### The task
Please count the lines in the listing below where the word "dash" appears. Give the number only.
** Begin Material supplied **
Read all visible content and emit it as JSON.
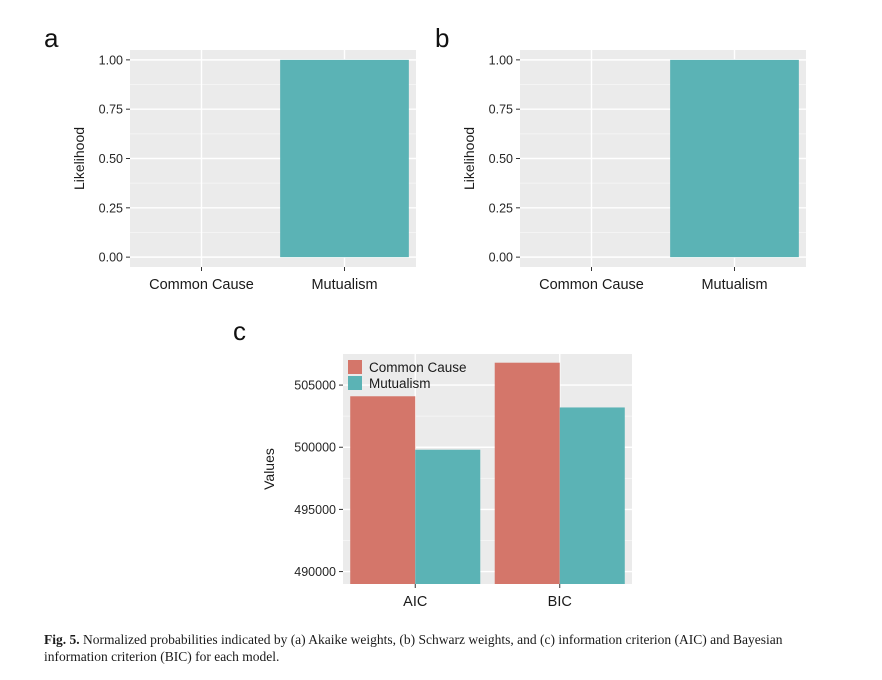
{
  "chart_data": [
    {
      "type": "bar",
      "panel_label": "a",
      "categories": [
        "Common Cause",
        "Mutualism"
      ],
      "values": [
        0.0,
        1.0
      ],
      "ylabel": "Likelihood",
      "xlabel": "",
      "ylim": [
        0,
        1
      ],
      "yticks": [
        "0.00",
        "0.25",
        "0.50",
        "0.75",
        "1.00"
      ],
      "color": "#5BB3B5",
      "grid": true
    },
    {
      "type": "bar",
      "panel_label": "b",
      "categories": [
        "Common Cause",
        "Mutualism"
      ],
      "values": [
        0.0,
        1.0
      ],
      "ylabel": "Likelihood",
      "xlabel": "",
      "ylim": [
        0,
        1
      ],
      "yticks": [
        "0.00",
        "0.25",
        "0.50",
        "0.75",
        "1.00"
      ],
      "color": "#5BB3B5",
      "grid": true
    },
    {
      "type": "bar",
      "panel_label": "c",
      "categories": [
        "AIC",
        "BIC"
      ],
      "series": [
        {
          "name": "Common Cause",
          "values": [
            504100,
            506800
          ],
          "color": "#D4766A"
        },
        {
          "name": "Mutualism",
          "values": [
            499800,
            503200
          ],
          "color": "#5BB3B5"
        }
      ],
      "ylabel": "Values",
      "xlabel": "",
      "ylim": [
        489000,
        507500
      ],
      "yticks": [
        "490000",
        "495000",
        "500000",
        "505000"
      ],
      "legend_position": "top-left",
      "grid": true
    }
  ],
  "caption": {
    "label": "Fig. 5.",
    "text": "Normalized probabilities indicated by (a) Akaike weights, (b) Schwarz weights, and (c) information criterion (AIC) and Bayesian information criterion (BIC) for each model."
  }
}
** End Material supplied **
** Begin Material supplied **
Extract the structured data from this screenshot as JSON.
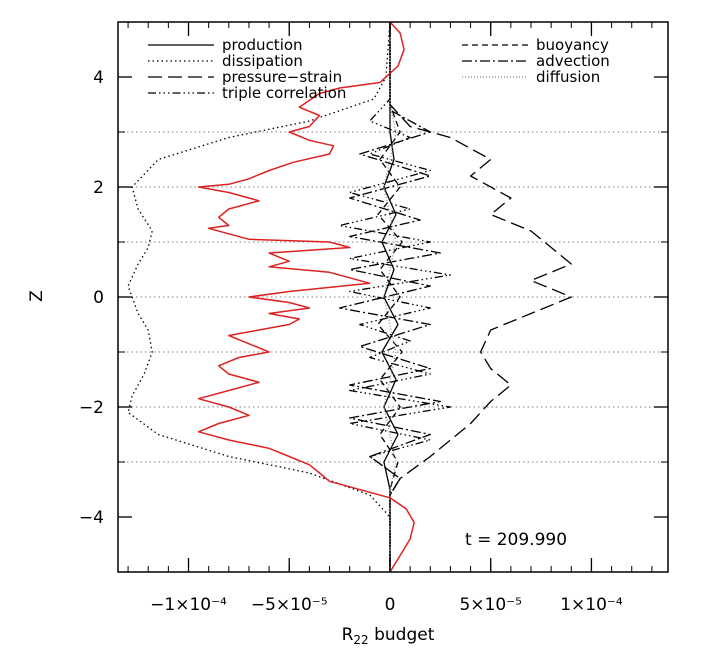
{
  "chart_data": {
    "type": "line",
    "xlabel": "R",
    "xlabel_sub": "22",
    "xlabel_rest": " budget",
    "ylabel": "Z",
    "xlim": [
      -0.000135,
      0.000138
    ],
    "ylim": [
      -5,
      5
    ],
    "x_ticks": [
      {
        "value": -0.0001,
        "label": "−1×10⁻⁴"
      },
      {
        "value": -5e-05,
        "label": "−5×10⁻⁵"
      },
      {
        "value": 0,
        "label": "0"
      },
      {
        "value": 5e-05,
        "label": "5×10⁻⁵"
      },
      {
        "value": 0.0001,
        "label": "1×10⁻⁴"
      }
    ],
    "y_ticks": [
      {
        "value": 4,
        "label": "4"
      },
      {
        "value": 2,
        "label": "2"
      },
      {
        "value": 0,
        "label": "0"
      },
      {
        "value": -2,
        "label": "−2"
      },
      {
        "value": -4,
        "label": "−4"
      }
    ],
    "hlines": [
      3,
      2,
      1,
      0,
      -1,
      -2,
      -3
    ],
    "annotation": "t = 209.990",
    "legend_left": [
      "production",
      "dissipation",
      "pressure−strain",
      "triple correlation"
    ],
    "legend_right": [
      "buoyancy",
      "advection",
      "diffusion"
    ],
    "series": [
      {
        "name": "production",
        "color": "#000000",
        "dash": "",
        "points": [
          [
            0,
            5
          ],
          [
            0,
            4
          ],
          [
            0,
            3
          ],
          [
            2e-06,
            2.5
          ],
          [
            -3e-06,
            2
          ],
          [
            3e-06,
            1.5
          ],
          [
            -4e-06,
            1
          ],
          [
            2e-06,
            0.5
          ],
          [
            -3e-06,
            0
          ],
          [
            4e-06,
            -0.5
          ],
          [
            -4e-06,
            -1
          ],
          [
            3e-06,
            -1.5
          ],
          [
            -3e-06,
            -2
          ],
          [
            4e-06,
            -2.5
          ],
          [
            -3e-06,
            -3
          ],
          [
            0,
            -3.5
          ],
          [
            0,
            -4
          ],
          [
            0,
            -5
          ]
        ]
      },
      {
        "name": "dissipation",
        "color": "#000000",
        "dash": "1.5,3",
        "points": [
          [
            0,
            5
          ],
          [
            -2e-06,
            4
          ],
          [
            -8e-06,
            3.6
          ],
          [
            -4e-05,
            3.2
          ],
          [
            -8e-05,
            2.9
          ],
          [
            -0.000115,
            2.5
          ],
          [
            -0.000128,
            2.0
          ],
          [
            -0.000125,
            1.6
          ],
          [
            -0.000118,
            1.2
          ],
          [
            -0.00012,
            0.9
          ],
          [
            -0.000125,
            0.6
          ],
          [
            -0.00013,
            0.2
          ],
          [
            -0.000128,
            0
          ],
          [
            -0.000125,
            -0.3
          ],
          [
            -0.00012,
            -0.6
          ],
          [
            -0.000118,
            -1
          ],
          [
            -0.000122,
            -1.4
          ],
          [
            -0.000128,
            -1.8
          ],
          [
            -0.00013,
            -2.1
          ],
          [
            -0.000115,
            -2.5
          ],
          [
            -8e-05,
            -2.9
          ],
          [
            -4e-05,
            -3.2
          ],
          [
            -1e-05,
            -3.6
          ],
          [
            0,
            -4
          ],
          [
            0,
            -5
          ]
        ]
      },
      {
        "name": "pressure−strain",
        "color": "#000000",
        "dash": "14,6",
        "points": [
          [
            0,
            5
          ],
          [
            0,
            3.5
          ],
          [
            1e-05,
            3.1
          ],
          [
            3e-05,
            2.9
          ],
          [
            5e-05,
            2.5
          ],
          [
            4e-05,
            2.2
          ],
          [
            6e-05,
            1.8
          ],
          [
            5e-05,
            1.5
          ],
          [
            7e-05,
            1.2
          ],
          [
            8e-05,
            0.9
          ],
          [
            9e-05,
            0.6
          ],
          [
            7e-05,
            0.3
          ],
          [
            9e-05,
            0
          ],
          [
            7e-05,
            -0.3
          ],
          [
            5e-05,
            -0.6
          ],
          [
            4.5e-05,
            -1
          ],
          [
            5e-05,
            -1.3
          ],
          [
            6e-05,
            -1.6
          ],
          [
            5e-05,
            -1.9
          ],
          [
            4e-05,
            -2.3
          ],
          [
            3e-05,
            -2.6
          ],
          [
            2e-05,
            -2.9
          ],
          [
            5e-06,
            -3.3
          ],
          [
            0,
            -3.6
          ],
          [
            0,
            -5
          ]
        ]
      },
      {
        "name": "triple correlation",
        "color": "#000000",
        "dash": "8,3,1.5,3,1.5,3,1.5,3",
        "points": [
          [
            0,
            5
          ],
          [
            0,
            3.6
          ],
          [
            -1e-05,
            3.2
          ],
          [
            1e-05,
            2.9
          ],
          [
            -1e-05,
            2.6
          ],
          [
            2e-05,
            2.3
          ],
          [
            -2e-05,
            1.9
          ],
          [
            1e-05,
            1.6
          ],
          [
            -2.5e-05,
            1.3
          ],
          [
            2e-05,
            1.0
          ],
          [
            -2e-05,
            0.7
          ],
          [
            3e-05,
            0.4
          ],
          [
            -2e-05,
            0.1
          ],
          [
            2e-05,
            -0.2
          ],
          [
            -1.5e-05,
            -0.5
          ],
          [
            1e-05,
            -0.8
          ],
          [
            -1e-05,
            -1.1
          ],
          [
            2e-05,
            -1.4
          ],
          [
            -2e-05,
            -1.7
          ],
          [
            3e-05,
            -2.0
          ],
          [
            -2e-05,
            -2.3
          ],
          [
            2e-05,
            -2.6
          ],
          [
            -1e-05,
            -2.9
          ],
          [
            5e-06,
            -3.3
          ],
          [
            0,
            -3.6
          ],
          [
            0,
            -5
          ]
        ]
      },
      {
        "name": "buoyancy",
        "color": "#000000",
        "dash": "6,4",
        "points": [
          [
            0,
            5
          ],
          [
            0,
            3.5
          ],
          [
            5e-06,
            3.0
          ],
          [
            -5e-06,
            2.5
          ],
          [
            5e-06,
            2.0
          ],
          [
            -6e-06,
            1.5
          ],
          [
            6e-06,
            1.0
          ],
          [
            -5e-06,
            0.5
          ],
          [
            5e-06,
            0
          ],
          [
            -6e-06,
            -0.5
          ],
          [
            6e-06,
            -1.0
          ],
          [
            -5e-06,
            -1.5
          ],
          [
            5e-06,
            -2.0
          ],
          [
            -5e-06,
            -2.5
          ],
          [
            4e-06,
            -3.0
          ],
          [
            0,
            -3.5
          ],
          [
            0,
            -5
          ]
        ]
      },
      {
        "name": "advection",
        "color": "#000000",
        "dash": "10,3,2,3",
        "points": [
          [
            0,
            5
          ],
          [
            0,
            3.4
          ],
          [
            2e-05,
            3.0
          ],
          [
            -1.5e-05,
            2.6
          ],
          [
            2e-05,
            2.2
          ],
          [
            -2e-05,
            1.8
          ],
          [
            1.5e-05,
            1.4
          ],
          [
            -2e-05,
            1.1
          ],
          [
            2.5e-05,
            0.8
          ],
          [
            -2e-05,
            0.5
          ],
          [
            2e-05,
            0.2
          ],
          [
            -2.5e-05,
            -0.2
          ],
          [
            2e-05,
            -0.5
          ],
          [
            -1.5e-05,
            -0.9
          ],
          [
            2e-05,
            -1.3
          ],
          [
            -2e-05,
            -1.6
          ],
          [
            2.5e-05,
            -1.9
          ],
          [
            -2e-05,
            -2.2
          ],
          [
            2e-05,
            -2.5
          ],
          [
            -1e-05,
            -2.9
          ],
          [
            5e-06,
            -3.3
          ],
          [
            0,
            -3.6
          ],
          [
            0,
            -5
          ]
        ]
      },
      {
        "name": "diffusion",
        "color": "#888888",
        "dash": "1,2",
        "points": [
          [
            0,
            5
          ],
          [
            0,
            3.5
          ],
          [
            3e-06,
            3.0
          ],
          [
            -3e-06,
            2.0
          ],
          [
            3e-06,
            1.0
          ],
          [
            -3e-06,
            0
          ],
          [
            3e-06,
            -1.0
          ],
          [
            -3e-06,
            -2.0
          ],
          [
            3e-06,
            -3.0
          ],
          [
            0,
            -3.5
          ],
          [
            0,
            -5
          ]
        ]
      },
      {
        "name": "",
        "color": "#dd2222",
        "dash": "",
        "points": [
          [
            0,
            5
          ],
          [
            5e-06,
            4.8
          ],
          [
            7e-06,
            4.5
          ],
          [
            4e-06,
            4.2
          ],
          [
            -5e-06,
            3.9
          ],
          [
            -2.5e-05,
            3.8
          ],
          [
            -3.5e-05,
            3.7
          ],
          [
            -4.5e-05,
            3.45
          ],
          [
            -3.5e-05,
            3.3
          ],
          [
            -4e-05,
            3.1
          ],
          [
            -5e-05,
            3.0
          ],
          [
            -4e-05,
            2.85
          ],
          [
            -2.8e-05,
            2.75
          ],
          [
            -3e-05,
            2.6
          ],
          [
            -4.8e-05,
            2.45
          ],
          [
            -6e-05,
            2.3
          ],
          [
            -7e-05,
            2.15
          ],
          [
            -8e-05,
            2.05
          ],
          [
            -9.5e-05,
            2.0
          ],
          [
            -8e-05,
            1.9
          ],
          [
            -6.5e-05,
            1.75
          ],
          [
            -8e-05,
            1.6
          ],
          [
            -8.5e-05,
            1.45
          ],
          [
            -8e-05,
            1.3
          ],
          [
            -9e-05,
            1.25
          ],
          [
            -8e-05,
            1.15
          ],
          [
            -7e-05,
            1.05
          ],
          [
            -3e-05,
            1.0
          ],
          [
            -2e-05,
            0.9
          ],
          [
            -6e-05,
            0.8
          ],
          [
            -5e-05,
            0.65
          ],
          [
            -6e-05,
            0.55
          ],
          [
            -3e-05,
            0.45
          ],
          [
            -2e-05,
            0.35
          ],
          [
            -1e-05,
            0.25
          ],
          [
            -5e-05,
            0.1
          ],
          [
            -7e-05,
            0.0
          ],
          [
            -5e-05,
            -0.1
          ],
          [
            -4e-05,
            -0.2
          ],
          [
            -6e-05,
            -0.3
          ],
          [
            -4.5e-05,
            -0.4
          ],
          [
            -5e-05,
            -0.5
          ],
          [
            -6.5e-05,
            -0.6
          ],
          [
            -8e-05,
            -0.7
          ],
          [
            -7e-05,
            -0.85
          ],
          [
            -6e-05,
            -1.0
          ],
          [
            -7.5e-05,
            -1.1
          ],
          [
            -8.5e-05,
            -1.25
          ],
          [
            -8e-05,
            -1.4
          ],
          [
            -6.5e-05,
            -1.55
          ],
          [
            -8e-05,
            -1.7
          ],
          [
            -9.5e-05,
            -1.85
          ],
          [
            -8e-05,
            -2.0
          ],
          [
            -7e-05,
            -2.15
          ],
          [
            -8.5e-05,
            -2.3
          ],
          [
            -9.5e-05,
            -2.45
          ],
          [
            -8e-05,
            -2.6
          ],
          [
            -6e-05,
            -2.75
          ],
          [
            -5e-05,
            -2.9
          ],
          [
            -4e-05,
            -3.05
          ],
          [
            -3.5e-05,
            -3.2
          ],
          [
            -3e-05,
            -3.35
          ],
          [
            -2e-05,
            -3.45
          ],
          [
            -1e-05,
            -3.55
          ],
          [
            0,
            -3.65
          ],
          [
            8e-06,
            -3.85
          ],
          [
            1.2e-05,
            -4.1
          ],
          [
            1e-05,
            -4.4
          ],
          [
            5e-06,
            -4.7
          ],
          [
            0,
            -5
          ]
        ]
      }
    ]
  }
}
** End Material supplied **
### Correct result
8